- Exercise objective: Among the entries that follow, tally the lines with the string "height". Give no more than the number.

- Provided information:
****

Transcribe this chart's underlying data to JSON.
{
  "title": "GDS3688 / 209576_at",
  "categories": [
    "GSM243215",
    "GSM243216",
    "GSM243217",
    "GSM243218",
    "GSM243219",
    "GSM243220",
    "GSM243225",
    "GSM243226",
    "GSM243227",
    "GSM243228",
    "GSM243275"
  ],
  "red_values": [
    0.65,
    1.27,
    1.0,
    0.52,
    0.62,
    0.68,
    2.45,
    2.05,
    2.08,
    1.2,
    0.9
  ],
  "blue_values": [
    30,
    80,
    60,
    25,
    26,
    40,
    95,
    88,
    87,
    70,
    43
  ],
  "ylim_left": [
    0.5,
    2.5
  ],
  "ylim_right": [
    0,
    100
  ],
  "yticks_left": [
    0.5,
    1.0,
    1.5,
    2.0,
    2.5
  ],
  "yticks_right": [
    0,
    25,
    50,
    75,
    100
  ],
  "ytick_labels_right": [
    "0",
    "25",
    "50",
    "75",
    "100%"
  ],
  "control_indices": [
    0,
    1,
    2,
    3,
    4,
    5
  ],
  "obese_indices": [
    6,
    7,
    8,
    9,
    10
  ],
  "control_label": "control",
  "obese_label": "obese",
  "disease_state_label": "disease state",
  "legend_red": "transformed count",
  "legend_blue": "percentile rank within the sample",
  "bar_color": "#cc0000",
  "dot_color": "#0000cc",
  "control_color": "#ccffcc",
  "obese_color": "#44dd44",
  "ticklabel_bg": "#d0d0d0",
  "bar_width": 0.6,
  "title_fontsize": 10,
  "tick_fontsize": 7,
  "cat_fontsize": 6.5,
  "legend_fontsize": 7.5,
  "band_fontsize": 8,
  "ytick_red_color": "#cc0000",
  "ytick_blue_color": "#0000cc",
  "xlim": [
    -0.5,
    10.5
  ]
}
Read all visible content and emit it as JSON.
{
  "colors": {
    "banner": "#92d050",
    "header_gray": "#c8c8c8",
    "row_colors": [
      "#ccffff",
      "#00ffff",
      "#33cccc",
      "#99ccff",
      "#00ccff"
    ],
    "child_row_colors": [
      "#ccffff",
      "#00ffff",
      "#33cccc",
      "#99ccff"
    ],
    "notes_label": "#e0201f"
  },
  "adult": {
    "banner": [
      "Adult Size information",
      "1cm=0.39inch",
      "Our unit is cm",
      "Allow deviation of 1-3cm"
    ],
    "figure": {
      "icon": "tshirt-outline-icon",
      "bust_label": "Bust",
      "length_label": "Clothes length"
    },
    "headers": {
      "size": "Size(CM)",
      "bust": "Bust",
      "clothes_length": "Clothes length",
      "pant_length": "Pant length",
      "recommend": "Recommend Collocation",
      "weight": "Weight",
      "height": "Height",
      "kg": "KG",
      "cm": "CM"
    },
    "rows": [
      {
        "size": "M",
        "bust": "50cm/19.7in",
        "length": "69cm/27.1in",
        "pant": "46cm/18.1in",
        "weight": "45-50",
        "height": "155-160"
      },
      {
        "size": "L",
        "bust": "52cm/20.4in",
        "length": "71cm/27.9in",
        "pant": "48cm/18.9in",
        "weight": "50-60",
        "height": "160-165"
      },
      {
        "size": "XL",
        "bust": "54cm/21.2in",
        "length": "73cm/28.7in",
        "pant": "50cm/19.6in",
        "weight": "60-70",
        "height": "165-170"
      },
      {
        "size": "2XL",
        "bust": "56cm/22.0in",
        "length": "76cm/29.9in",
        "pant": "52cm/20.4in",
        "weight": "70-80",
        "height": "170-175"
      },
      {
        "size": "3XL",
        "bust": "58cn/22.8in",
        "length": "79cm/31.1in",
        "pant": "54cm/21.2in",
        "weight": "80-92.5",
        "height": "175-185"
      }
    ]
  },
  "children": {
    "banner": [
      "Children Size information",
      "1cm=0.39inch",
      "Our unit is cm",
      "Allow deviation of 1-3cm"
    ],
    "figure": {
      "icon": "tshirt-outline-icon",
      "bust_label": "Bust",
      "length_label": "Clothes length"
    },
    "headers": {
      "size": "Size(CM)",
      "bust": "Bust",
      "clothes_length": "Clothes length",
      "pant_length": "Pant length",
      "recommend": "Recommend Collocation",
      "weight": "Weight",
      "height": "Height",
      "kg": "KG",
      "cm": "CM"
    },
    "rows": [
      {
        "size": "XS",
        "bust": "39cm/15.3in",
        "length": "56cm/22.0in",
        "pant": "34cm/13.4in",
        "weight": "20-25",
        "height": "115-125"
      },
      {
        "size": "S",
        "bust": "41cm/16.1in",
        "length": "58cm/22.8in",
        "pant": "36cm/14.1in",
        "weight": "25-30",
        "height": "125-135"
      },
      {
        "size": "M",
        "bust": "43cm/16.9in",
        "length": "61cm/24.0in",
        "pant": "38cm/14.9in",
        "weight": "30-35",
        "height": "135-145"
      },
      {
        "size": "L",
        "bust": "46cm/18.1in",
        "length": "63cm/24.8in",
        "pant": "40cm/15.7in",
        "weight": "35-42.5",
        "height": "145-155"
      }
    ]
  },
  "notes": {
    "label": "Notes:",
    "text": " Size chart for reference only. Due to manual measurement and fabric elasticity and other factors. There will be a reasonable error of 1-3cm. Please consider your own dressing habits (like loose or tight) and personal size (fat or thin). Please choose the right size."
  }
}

****

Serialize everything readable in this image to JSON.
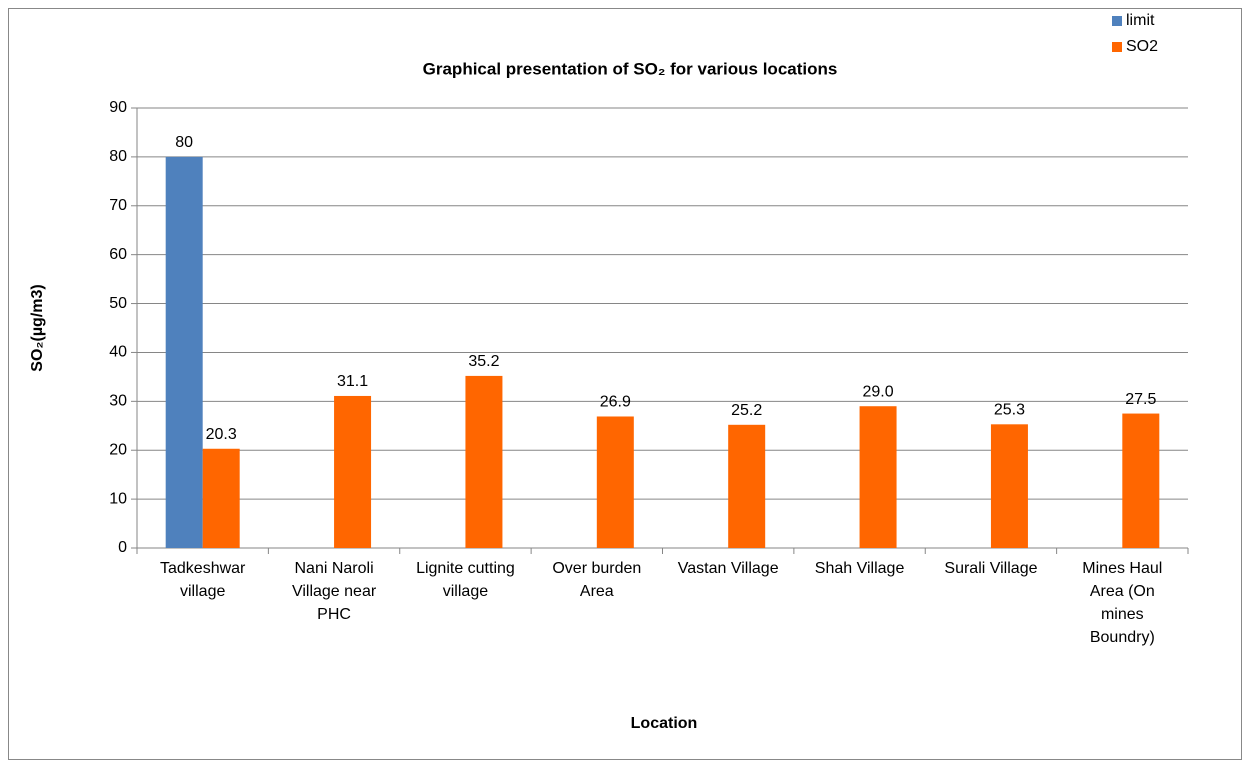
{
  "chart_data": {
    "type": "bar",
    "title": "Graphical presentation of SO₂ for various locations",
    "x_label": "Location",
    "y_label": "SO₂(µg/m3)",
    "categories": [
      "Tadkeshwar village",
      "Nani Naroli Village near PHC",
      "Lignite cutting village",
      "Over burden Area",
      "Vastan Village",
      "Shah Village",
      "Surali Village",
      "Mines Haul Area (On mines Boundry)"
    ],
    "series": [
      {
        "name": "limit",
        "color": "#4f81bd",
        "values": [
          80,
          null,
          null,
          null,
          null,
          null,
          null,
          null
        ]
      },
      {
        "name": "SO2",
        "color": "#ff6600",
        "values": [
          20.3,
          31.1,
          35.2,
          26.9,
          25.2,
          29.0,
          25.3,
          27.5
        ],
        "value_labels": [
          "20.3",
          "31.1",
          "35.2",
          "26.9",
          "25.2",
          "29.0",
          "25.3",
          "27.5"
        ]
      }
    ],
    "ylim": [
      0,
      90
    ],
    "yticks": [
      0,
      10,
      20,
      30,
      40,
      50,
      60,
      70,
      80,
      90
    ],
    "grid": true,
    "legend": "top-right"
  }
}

****

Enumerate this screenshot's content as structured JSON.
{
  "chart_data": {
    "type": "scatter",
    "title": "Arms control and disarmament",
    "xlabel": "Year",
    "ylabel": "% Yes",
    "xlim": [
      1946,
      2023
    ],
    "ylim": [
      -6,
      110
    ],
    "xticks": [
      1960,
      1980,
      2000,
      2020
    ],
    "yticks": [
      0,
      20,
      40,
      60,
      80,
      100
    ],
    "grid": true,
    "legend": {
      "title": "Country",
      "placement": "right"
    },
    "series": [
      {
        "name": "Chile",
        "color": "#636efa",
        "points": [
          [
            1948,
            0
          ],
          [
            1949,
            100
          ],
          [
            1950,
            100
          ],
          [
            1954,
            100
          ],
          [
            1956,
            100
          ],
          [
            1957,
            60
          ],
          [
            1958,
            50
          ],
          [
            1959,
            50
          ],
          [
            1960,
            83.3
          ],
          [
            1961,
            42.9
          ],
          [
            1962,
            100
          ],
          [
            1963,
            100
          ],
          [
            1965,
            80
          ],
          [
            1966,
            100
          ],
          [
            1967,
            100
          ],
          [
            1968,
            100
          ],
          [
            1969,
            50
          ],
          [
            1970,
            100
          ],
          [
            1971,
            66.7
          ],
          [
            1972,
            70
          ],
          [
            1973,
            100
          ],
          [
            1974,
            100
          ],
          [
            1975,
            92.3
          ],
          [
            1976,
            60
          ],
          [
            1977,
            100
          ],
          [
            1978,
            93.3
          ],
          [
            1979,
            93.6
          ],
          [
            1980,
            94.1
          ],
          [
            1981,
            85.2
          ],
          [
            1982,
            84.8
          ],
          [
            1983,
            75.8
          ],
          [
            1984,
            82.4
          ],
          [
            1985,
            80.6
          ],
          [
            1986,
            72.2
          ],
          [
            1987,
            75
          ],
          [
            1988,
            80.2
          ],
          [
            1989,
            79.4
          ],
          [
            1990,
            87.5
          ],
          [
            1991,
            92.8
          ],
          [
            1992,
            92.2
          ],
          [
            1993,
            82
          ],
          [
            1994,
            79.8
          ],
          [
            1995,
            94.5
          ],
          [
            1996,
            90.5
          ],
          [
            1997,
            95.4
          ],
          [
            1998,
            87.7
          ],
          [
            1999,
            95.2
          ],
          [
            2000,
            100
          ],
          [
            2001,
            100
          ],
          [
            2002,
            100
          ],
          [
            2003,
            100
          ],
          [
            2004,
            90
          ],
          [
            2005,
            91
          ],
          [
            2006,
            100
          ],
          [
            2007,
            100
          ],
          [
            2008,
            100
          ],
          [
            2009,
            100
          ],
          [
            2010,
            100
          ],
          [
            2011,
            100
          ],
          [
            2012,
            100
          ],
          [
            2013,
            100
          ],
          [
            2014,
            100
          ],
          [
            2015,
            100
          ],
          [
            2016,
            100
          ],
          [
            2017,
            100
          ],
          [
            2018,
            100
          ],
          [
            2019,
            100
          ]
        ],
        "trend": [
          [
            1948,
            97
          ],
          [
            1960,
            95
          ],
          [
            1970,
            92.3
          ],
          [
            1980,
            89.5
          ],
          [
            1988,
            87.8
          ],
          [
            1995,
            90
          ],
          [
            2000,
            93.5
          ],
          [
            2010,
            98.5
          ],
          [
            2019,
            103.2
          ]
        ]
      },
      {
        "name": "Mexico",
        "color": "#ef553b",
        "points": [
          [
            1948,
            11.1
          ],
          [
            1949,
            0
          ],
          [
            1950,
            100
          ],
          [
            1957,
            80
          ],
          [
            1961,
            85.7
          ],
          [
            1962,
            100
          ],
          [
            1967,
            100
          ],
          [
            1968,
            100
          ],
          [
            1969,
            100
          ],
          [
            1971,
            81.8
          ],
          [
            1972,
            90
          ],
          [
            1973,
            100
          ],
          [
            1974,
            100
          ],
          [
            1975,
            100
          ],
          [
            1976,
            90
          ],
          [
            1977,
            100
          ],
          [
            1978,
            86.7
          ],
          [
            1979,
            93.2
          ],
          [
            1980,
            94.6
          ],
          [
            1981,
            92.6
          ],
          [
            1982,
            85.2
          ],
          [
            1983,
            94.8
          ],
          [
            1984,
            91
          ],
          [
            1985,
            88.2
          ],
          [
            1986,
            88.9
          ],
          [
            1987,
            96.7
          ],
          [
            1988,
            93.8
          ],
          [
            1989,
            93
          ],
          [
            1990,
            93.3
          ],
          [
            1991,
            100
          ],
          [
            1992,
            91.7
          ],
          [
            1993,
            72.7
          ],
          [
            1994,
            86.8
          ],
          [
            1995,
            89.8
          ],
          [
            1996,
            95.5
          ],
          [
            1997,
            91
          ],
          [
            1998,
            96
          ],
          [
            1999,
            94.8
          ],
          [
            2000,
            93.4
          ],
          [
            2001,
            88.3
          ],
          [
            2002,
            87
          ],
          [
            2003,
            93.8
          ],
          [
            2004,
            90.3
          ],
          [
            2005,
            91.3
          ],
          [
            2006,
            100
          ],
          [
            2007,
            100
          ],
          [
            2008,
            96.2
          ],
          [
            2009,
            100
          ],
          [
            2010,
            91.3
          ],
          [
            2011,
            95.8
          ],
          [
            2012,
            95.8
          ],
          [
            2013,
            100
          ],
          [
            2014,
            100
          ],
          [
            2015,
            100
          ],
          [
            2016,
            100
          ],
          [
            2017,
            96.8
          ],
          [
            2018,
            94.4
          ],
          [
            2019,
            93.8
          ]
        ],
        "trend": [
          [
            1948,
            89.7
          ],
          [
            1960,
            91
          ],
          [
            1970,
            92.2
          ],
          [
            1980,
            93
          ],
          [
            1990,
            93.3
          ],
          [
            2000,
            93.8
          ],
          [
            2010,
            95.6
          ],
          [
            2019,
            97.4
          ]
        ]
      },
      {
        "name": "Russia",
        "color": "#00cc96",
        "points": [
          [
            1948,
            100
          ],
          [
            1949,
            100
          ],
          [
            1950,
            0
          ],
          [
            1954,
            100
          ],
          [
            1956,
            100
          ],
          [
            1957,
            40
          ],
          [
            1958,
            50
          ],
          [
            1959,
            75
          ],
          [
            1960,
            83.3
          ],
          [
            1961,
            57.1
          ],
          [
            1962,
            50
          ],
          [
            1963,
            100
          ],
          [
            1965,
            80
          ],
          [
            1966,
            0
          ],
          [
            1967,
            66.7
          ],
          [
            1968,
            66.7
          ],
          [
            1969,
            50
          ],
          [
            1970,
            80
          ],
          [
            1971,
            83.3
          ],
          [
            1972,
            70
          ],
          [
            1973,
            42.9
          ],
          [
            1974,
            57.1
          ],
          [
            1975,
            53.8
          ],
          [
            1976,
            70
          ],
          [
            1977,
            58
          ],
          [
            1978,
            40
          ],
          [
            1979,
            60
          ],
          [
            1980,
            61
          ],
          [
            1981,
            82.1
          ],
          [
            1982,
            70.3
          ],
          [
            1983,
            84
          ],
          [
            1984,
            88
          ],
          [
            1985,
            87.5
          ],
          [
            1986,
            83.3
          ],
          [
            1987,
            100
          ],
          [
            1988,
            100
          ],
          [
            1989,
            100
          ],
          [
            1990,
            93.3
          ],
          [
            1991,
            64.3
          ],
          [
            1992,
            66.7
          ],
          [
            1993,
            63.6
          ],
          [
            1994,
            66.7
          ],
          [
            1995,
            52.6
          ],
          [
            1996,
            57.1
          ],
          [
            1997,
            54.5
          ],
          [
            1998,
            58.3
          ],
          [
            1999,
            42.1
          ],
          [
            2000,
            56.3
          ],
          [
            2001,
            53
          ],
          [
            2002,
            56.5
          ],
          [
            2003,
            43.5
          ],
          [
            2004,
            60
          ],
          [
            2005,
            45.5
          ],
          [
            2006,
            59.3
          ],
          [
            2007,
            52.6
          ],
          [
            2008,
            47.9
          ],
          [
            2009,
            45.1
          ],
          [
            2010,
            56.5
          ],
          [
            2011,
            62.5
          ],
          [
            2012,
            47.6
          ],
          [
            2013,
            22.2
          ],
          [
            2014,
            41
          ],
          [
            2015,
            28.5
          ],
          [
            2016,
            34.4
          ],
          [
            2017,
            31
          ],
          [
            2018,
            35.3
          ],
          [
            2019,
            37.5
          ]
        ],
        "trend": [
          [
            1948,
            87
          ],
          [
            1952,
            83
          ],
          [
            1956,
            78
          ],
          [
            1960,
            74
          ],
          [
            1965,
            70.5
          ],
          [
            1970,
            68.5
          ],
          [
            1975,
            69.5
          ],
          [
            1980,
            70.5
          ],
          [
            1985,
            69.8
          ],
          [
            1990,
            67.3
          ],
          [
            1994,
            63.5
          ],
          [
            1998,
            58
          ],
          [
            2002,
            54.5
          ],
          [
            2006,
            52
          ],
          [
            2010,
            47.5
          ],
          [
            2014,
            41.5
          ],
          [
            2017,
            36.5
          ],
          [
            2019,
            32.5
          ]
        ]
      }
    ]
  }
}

****

- Exercise result: 11